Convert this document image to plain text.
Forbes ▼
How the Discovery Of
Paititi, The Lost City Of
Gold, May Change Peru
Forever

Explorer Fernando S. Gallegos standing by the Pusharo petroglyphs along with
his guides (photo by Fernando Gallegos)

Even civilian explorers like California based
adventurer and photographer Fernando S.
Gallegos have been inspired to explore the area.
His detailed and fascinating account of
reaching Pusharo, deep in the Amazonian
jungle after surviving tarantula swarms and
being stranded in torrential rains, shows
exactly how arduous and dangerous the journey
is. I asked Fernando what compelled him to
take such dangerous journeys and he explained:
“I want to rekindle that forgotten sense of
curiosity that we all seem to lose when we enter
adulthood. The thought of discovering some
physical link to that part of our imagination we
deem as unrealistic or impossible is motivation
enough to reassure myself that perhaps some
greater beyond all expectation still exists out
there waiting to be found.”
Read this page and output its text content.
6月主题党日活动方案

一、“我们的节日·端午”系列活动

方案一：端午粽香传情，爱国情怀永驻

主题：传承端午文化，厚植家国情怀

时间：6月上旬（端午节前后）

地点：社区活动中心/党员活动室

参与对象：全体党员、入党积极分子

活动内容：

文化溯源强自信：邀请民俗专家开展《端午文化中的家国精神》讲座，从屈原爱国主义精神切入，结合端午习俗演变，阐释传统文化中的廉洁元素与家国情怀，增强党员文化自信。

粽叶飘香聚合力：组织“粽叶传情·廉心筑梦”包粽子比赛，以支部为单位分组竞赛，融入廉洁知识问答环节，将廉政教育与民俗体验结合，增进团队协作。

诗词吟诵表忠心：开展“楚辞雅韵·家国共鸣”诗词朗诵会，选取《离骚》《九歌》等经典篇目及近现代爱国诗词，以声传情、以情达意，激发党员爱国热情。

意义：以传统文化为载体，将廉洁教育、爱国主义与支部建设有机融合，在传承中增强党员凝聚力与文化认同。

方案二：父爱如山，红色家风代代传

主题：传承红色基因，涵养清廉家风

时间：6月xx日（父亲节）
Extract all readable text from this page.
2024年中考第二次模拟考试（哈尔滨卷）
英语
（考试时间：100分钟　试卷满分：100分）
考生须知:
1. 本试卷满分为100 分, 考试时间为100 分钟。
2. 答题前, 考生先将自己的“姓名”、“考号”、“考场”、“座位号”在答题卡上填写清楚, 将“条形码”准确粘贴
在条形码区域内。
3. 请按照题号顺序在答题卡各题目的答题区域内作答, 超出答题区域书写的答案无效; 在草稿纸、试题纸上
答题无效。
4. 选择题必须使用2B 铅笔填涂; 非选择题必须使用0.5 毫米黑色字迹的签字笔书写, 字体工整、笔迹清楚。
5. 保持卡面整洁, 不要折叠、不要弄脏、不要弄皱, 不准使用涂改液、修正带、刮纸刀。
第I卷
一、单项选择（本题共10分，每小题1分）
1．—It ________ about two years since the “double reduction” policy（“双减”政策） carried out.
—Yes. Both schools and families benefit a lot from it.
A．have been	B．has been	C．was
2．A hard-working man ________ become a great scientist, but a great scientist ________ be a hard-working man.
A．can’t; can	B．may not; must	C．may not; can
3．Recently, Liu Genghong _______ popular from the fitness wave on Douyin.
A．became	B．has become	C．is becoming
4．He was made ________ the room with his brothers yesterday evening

= = =

Exercise description:
Filter the listing for the word "some" and copy every line that holds it.

Task answer:
adulthood. The thought of discovering some
enough to reassure myself that perhaps some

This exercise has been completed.